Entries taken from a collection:
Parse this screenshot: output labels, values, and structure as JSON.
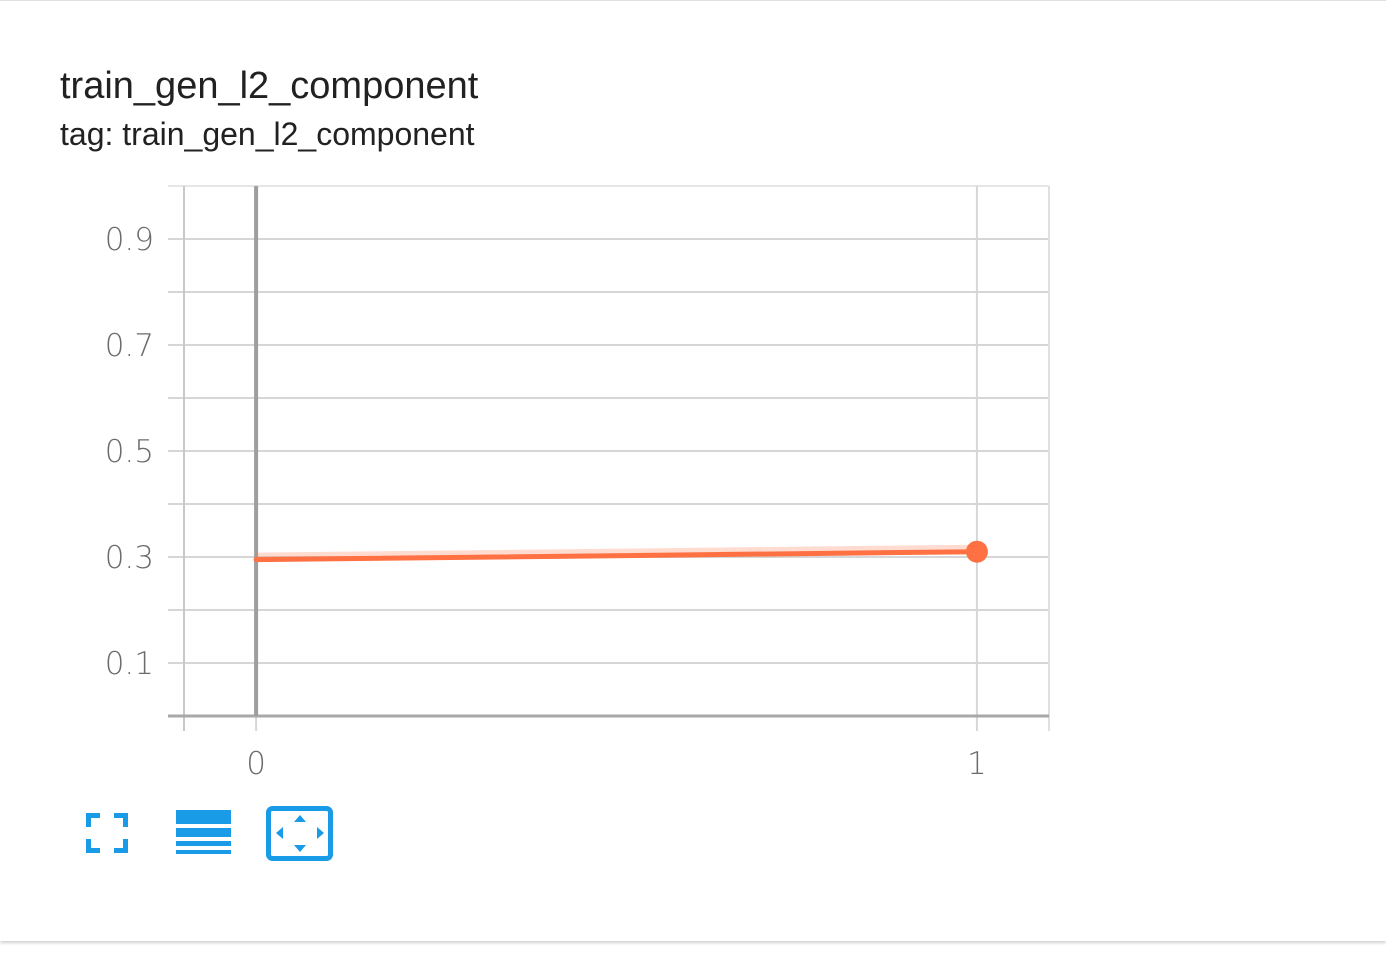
{
  "card": {
    "title": "train_gen_l2_component",
    "subtitle": "tag: train_gen_l2_component"
  },
  "chart_data": {
    "type": "line",
    "xlim": [
      -0.1,
      1.1
    ],
    "ylim": [
      -0.0,
      1.0
    ],
    "x_ticks": [
      "0",
      "1"
    ],
    "y_ticks": [
      "0.1",
      "0.3",
      "0.5",
      "0.7",
      "0.9"
    ],
    "grid": true,
    "series": [
      {
        "x": [
          0,
          1
        ],
        "y": [
          0.295,
          0.31
        ],
        "color": "#ff7043"
      }
    ]
  },
  "toolbar": {
    "fullscreen": "fullscreen-icon",
    "log_scale": "log-scale-icon",
    "fit_domain": "fit-domain-icon"
  },
  "colors": {
    "accent": "#1a9be8",
    "series": "#ff7043",
    "grid": "#d6d6d6",
    "axis": "#9e9e9e"
  }
}
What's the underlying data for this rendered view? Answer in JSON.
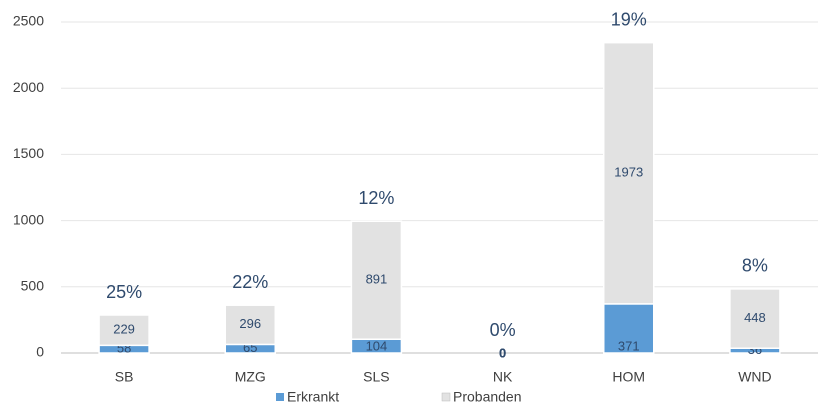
{
  "chart_data": {
    "type": "stacked_bar",
    "categories": [
      "SB",
      "MZG",
      "SLS",
      "NK",
      "HOM",
      "WND"
    ],
    "series": [
      {
        "name": "Erkrankt",
        "color": "#5b9bd5",
        "values": [
          58,
          65,
          104,
          0,
          371,
          36
        ]
      },
      {
        "name": "Probanden",
        "color": "#e2e2e2",
        "values": [
          229,
          296,
          891,
          0,
          1973,
          448
        ]
      }
    ],
    "annotations": [
      "25%",
      "22%",
      "12%",
      "0%",
      "19%",
      "8%"
    ],
    "ylim": [
      0,
      2500
    ],
    "yticks": [
      0,
      500,
      1000,
      1500,
      2000,
      2500
    ],
    "grid": true,
    "legend": "bottom"
  }
}
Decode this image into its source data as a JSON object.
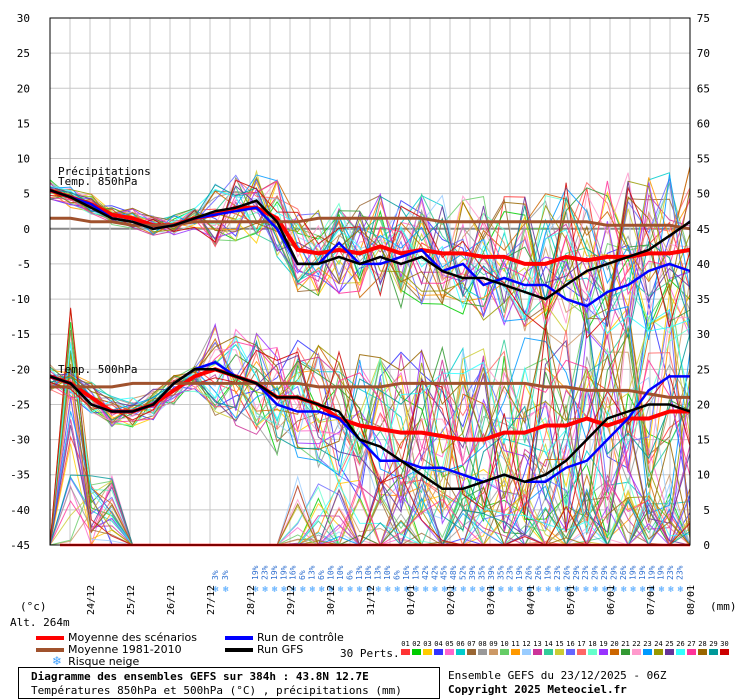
{
  "chart_data": {
    "type": "line",
    "title": "Diagramme des ensembles GEFS sur 384h : 43.8N 12.7E",
    "subtitle": "Températures 850hPa et 500hPa (°C) , précipitations (mm)",
    "ylabel_left": "(°c)",
    "ylabel_right": "(mm)",
    "altitude": "Alt. 264m",
    "left_axis": {
      "ylim": [
        -45,
        30
      ],
      "ticks": [
        30,
        25,
        20,
        15,
        10,
        5,
        0,
        -5,
        -10,
        -15,
        -20,
        -25,
        -30,
        -35,
        -40,
        -45
      ]
    },
    "right_axis": {
      "ylim": [
        0,
        75
      ],
      "ticks": [
        75,
        70,
        65,
        60,
        55,
        50,
        45,
        40,
        35,
        30,
        25,
        20,
        15,
        10,
        5,
        0
      ]
    },
    "x_dates": [
      "24/12",
      "25/12",
      "26/12",
      "27/12",
      "28/12",
      "29/12",
      "30/12",
      "31/12",
      "01/01",
      "02/01",
      "03/01",
      "04/01",
      "05/01",
      "06/01",
      "07/01",
      "08/01"
    ],
    "grid": true,
    "labels": {
      "precip": "Précipitations",
      "t850": "Temp. 850hPa",
      "t500": "Temp. 500hPa"
    },
    "snow_risk": [
      "3%",
      "3%",
      "19%",
      "23%",
      "19%",
      "19%",
      "16%",
      "6%",
      "13%",
      "6%",
      "10%",
      "10%",
      "6%",
      "13%",
      "10%",
      "13%",
      "10%",
      "6%",
      "16%",
      "13%",
      "42%",
      "42%",
      "45%",
      "48%",
      "52%",
      "39%",
      "35%",
      "39%",
      "35%",
      "23%",
      "19%",
      "26%",
      "26%",
      "19%",
      "23%",
      "26%",
      "29%",
      "23%",
      "29%",
      "29%",
      "29%",
      "26%",
      "19%",
      "19%",
      "19%",
      "19%",
      "23%",
      "23%"
    ],
    "series": [
      {
        "name": "Moyenne des scénarios",
        "color": "#ff0000",
        "t850": [
          5.5,
          4.5,
          3.5,
          2,
          1.5,
          0.5,
          0.5,
          1.5,
          2,
          3,
          3,
          1.5,
          -3,
          -3.5,
          -3,
          -3.5,
          -2.5,
          -3.5,
          -3,
          -3.5,
          -3.5,
          -4,
          -4,
          -5,
          -5,
          -4,
          -4.5,
          -4,
          -4,
          -3.5,
          -3.5,
          -3
        ],
        "t500": [
          -21,
          -22,
          -24,
          -26,
          -26,
          -25,
          -23,
          -21,
          -20,
          -21,
          -22,
          -24,
          -24,
          -25,
          -27,
          -28,
          -28.5,
          -29,
          -29,
          -29.5,
          -30,
          -30,
          -29,
          -29,
          -28,
          -28,
          -27,
          -28,
          -27,
          -27,
          -26,
          -26
        ]
      },
      {
        "name": "Moyenne 1981-2010",
        "color": "#a0522d",
        "t850": [
          1.5,
          1.5,
          1,
          1,
          0.5,
          0.5,
          0.5,
          1,
          1,
          1,
          1,
          1,
          1,
          1.5,
          1.5,
          1.5,
          1.5,
          1.5,
          1.5,
          1,
          1,
          1,
          1,
          1,
          1,
          1,
          1,
          0.5,
          0.5,
          0.5,
          0.5,
          0
        ],
        "t500": [
          -22.5,
          -22.5,
          -22.5,
          -22.5,
          -22,
          -22,
          -22,
          -22,
          -22,
          -22,
          -22,
          -22,
          -22,
          -22.5,
          -22.5,
          -22.5,
          -22.5,
          -22,
          -22,
          -22,
          -22,
          -22,
          -22,
          -22,
          -22.5,
          -22.5,
          -23,
          -23,
          -23,
          -23.5,
          -24,
          -24
        ]
      },
      {
        "name": "Run de contrôle",
        "color": "#0000ff",
        "t850": [
          5.5,
          4.5,
          3.5,
          1.5,
          1,
          0,
          0.5,
          1.5,
          2,
          2.5,
          3,
          0,
          -5,
          -5,
          -2,
          -5,
          -5,
          -4,
          -3,
          -6,
          -5,
          -8,
          -7,
          -8,
          -8,
          -10,
          -11,
          -9,
          -8,
          -6,
          -5,
          -6
        ],
        "t500": [
          -21,
          -22,
          -25,
          -26,
          -26,
          -25,
          -22,
          -20,
          -19,
          -21,
          -22,
          -25,
          -26,
          -26,
          -27,
          -30,
          -33,
          -33,
          -34,
          -34,
          -35,
          -36,
          -35,
          -36,
          -36,
          -34,
          -33,
          -30,
          -27,
          -23,
          -21,
          -21
        ]
      },
      {
        "name": "Run GFS",
        "color": "#000000",
        "t850": [
          5.5,
          4.5,
          3,
          1.5,
          1,
          0,
          0.5,
          1.5,
          2.5,
          3,
          4,
          1,
          -5,
          -5,
          -4,
          -5,
          -4,
          -5,
          -4,
          -6,
          -7,
          -7,
          -8,
          -9,
          -10,
          -8,
          -6,
          -5,
          -4,
          -3,
          -1,
          1
        ],
        "t500": [
          -21,
          -22,
          -25,
          -26,
          -26,
          -25,
          -22,
          -20,
          -20,
          -21,
          -22,
          -24,
          -24,
          -25,
          -26,
          -30,
          -31,
          -33,
          -35,
          -37,
          -37,
          -36,
          -35,
          -36,
          -35,
          -33,
          -30,
          -27,
          -26,
          -25,
          -25,
          -26
        ]
      }
    ],
    "legend": [
      {
        "label": "Moyenne des scénarios",
        "color": "#ff0000"
      },
      {
        "label": "Moyenne 1981-2010",
        "color": "#a0522d"
      },
      {
        "label": "Run de contrôle",
        "color": "#0000ff"
      },
      {
        "label": "Run GFS",
        "color": "#000000"
      },
      {
        "label": "Risque neige",
        "color": "#40a0ff"
      }
    ],
    "perts_label": "30 Perts.",
    "perts": [
      "01",
      "02",
      "03",
      "04",
      "05",
      "06",
      "07",
      "08",
      "09",
      "10",
      "11",
      "12",
      "13",
      "14",
      "15",
      "16",
      "17",
      "18",
      "19",
      "20",
      "21",
      "22",
      "23",
      "24",
      "25",
      "26",
      "27",
      "28",
      "29",
      "30"
    ],
    "pert_colors": [
      "#ff3333",
      "#00cc00",
      "#ffcc00",
      "#3333ff",
      "#ff66cc",
      "#00cccc",
      "#996633",
      "#999999",
      "#cc9966",
      "#66cc66",
      "#ff9900",
      "#99ccff",
      "#cc3399",
      "#33cc99",
      "#cccc33",
      "#6666ff",
      "#ff6666",
      "#66ffcc",
      "#9933ff",
      "#cc6600",
      "#339933",
      "#ff99cc",
      "#0099ff",
      "#999900",
      "#663399",
      "#33ffff",
      "#ff3399",
      "#996600",
      "#009999",
      "#cc0000"
    ]
  },
  "footer": {
    "left_title": "Diagramme des ensembles GEFS sur 384h : 43.8N 12.7E",
    "left_sub": "Températures 850hPa et 500hPa (°C) , précipitations (mm)",
    "right_title": "Ensemble GEFS du 23/12/2025 - 06Z",
    "right_sub": "Copyright 2025 Meteociel.fr"
  }
}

> **TASK DETAILS**: Lines containing the word "JSON" are to be counted in the listing; state their number alone.

> **RESULT OF THE EXERCISE**: 3